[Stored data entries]

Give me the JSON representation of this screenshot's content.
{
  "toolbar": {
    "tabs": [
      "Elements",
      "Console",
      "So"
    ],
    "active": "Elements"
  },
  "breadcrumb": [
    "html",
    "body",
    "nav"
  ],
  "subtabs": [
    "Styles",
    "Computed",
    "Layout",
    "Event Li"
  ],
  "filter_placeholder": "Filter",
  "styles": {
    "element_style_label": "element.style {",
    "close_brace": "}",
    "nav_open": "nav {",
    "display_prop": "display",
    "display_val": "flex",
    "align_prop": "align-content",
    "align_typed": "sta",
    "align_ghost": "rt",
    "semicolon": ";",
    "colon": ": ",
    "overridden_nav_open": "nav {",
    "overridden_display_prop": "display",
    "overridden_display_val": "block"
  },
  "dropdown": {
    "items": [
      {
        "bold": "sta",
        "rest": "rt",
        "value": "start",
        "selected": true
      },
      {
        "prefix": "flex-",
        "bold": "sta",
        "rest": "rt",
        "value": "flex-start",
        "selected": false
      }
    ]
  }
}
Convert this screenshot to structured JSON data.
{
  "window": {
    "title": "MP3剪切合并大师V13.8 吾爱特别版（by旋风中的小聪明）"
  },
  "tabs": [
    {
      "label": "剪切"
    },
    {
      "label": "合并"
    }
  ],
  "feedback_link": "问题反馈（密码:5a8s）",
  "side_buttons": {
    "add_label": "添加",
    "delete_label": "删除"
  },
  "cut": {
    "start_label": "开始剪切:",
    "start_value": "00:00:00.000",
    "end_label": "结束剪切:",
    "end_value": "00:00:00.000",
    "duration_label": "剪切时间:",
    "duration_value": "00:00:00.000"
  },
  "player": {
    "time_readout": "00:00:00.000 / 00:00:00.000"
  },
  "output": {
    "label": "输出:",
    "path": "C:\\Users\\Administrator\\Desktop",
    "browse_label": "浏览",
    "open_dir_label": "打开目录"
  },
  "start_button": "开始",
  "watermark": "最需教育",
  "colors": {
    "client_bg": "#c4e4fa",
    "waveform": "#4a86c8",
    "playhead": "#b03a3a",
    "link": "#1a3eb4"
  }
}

■ **Set problem**:
Output the records verbatim, from the first line to the last.

■ **Full output**:
Give me the JSON representation of this screenshot's content.
{
  "toolbar": {
    "tabs": [
      "Elements",
      "Console",
      "So"
    ],
    "active": "Elements"
  },
  "breadcrumb": [
    "html",
    "body",
    "nav"
  ],
  "subtabs": [
    "Styles",
    "Computed",
    "Layout",
    "Event Li"
  ],
  "filter_placeholder": "Filter",
  "styles": {
    "element_style_label": "element.style {",
    "close_brace": "}",
    "nav_open": "nav {",
    "display_prop": "display",
    "display_val": "flex",
    "align_prop": "align-content",
    "align_typed": "sta",
    "align_ghost": "rt",
    "semicolon": ";",
    "colon": ": ",
    "overridden_nav_open": "nav {",
    "overridden_display_prop": "display",
    "overridden_display_val": "block"
  },
  "dropdown": {
    "items": [
      {
        "bold": "sta",
        "rest": "rt",
        "value": "start",
        "selected": true
      },
      {
        "prefix": "flex-",
        "bold": "sta",
        "rest": "rt",
        "value": "flex-start",
        "selected": false
      }
    ]
  }
}
Convert this screenshot to structured JSON data.
{
  "window": {
    "title": "MP3剪切合并大师V13.8 吾爱特别版（by旋风中的小聪明）"
  },
  "tabs": [
    {
      "label": "剪切"
    },
    {
      "label": "合并"
    }
  ],
  "feedback_link": "问题反馈（密码:5a8s）",
  "side_buttons": {
    "add_label": "添加",
    "delete_label": "删除"
  },
  "cut": {
    "start_label": "开始剪切:",
    "start_value": "00:00:00.000",
    "end_label": "结束剪切:",
    "end_value": "00:00:00.000",
    "duration_label": "剪切时间:",
    "duration_value": "00:00:00.000"
  },
  "player": {
    "time_readout": "00:00:00.000 / 00:00:00.000"
  },
  "output": {
    "label": "输出:",
    "path": "C:\\Users\\Administrator\\Desktop",
    "browse_label": "浏览",
    "open_dir_label": "打开目录"
  },
  "start_button": "开始",
  "watermark": "最需教育",
  "colors": {
    "client_bg": "#c4e4fa",
    "waveform": "#4a86c8",
    "playhead": "#b03a3a",
    "link": "#1a3eb4"
  }
}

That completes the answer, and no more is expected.